■ **DIRECTION**: Which lines contain the word "ylabel"? Return each of them as written.

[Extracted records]
— START —
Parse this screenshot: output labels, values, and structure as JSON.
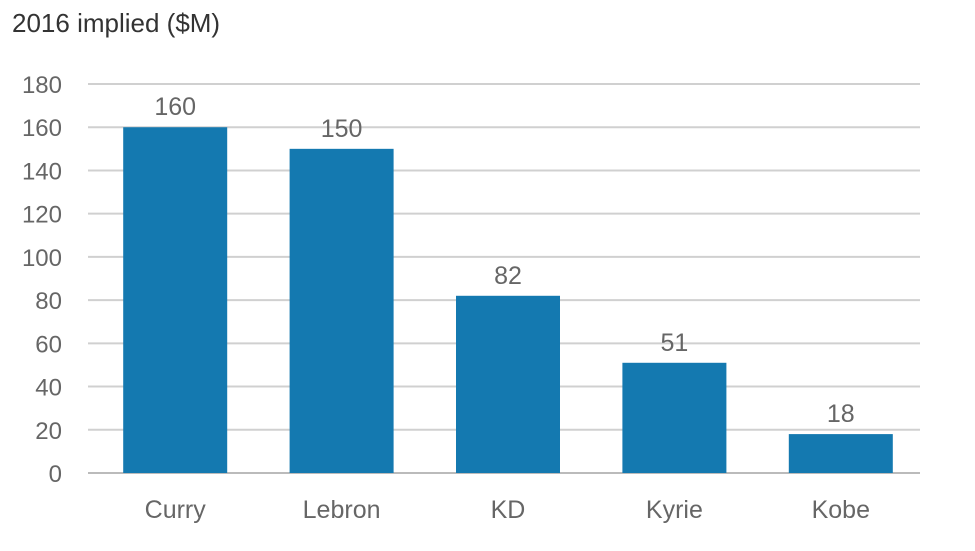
{
  "chart_data": {
    "type": "bar",
    "title": "2016 implied ($M)",
    "xlabel": "",
    "ylabel": "",
    "categories": [
      "Curry",
      "Lebron",
      "KD",
      "Kyrie",
      "Kobe"
    ],
    "values": [
      160,
      150,
      82,
      51,
      18
    ],
    "data_labels": [
      "160",
      "150",
      "82",
      "51",
      "18"
    ],
    "ylim": [
      0,
      180
    ],
    "yticks": [
      0,
      20,
      40,
      60,
      80,
      100,
      120,
      140,
      160,
      180
    ],
    "grid": true,
    "legend": "none",
    "bar_color": "#1479b0",
    "grid_color": "#d0d0d0",
    "text_color": "#666666"
  }
}
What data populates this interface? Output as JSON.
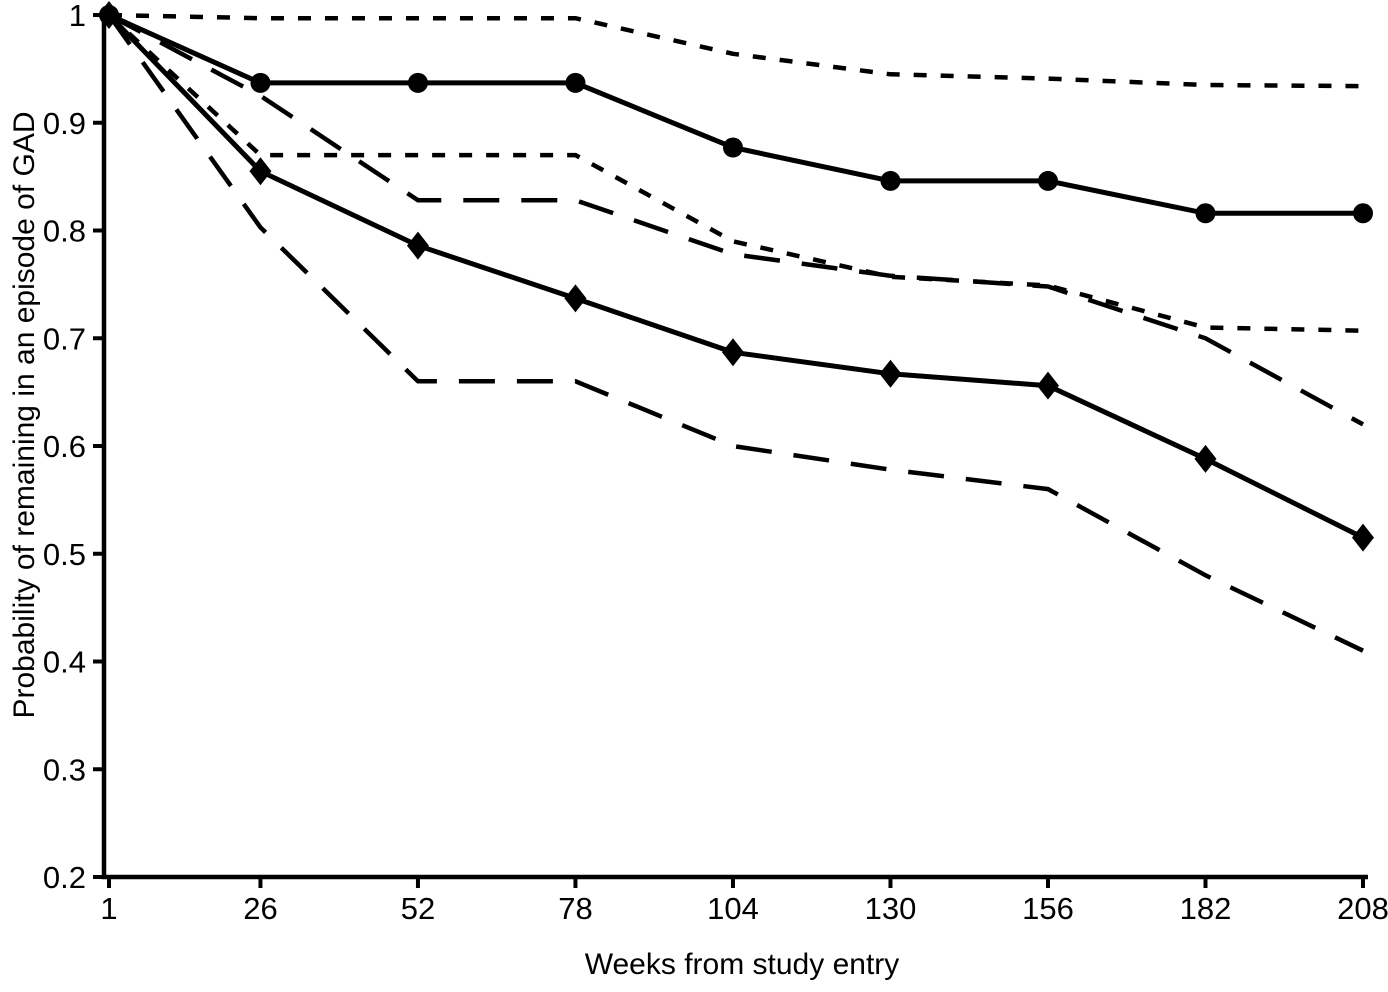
{
  "figure": {
    "background_color": "#ffffff",
    "ink_color": "#000000"
  },
  "chart_data": {
    "type": "line",
    "title": "",
    "xlabel": "Weeks from study entry",
    "ylabel": "Probability of remaining in an episode of GAD",
    "xlim": [
      1,
      208
    ],
    "ylim": [
      0.2,
      1.0
    ],
    "grid": false,
    "legend": "none",
    "x": [
      1,
      26,
      52,
      78,
      104,
      130,
      156,
      182,
      208
    ],
    "xtick_labels": [
      "1",
      "26",
      "52",
      "78",
      "104",
      "130",
      "156",
      "182",
      "208"
    ],
    "yticks": [
      0.2,
      0.3,
      0.4,
      0.5,
      0.6,
      0.7,
      0.8,
      0.9,
      1
    ],
    "ytick_labels": [
      "0.2",
      "0.3",
      "0.4",
      "0.5",
      "0.6",
      "0.7",
      "0.8",
      "0.9",
      "1"
    ],
    "series": [
      {
        "name": "circle-group-upper-95ci",
        "style": "short-dash",
        "marker": "none",
        "values": [
          1.0,
          0.997,
          0.997,
          0.997,
          0.964,
          0.945,
          0.941,
          0.935,
          0.934
        ]
      },
      {
        "name": "circle-group-survival",
        "style": "solid",
        "marker": "circle",
        "values": [
          1.0,
          0.937,
          0.937,
          0.937,
          0.877,
          0.846,
          0.846,
          0.816,
          0.816
        ]
      },
      {
        "name": "circle-group-lower-95ci",
        "style": "short-dash",
        "marker": "none",
        "values": [
          1.0,
          0.87,
          0.87,
          0.87,
          0.79,
          0.757,
          0.749,
          0.71,
          0.707
        ]
      },
      {
        "name": "diamond-group-upper-95ci",
        "style": "long-dash",
        "marker": "none",
        "values": [
          1.0,
          0.925,
          0.828,
          0.828,
          0.778,
          0.758,
          0.748,
          0.7,
          0.62
        ]
      },
      {
        "name": "diamond-group-survival",
        "style": "solid",
        "marker": "diamond",
        "values": [
          1.0,
          0.855,
          0.786,
          0.737,
          0.687,
          0.667,
          0.656,
          0.588,
          0.515
        ]
      },
      {
        "name": "diamond-group-lower-95ci",
        "style": "long-dash",
        "marker": "none",
        "values": [
          1.0,
          0.803,
          0.66,
          0.66,
          0.6,
          0.578,
          0.56,
          0.48,
          0.41
        ]
      }
    ]
  }
}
— END —
■ **COMPLETED EXERCISE**:
    "ylabel": "",
    "ylabel": "Probability of remaining in an episode of GAD",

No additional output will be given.